— Data shown —

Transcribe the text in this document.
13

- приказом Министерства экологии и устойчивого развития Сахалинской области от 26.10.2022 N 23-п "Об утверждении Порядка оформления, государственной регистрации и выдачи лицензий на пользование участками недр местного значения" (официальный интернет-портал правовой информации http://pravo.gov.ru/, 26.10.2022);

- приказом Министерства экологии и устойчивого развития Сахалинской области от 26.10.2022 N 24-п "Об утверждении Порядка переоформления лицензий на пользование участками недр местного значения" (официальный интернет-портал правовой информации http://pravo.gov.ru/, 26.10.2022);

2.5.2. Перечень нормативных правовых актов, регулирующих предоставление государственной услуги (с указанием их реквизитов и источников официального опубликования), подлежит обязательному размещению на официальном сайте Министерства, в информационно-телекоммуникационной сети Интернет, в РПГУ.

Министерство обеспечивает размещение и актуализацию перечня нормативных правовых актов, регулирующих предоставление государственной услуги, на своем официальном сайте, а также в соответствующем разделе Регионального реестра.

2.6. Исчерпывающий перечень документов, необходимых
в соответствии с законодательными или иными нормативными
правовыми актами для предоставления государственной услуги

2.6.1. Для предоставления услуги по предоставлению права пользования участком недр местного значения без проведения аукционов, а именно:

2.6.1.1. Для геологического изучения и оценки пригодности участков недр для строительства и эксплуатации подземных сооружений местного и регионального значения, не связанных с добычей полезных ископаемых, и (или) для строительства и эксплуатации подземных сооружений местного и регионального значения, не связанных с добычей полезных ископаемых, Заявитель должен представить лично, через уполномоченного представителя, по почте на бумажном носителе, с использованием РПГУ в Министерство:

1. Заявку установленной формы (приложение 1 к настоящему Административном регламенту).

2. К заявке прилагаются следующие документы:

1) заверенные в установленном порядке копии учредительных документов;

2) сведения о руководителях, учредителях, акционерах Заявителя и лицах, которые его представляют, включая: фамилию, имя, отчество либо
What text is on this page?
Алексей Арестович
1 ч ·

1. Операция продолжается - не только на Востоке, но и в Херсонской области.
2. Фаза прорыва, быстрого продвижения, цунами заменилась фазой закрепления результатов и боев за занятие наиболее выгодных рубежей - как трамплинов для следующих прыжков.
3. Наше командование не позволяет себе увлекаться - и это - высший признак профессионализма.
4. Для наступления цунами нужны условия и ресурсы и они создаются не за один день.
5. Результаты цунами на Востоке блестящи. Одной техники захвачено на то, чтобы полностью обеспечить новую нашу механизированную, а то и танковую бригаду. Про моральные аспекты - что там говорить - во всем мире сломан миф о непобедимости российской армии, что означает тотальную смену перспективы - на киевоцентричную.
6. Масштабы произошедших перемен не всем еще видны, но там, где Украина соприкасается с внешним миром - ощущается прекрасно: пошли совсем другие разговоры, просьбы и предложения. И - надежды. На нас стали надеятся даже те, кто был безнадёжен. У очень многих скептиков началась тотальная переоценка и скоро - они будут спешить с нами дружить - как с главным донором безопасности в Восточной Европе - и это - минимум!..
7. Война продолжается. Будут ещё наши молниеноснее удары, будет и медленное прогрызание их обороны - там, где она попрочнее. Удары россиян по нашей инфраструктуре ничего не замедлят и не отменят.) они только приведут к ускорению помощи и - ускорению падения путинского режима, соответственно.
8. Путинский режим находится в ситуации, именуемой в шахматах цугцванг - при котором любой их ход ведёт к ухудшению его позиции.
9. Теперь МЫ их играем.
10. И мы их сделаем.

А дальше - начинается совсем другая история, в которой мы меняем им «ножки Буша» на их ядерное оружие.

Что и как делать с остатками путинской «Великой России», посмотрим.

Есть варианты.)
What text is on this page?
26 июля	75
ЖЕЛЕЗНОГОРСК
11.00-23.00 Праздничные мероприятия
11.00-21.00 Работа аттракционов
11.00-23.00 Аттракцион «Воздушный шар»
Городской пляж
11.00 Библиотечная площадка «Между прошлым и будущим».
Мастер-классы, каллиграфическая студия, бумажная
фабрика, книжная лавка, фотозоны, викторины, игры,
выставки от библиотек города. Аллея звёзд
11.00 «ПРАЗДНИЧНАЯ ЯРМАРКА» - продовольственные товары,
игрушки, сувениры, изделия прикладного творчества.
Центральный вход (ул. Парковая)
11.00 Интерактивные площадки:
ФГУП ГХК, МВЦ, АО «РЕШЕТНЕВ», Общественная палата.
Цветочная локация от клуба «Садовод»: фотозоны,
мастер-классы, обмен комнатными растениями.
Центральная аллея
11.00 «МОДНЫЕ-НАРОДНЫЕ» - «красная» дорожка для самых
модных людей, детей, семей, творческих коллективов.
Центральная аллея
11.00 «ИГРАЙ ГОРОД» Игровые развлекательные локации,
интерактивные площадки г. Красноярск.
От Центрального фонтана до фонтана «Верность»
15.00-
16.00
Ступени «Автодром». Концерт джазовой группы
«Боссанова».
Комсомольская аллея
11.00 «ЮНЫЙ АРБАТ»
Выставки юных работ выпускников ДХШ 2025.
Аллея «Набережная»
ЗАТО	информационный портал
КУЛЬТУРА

— Directions —
Using the listing above, return all lines where the word "сайте" occurs.

— Full response —
2.5.2. Перечень нормативных правовых актов, регулирующих предоставление государственной услуги (с указанием их реквизитов и источников официального опубликования), подлежит обязательному размещению на официальном сайте Министерства, в информационно-телекоммуникационной сети Интернет, в РПГУ.
Министерство обеспечивает размещение и актуализацию перечня нормативных правовых актов, регулирующих предоставление государственной услуги, на своем официальном сайте, а также в соответствующем разделе Регионального реестра.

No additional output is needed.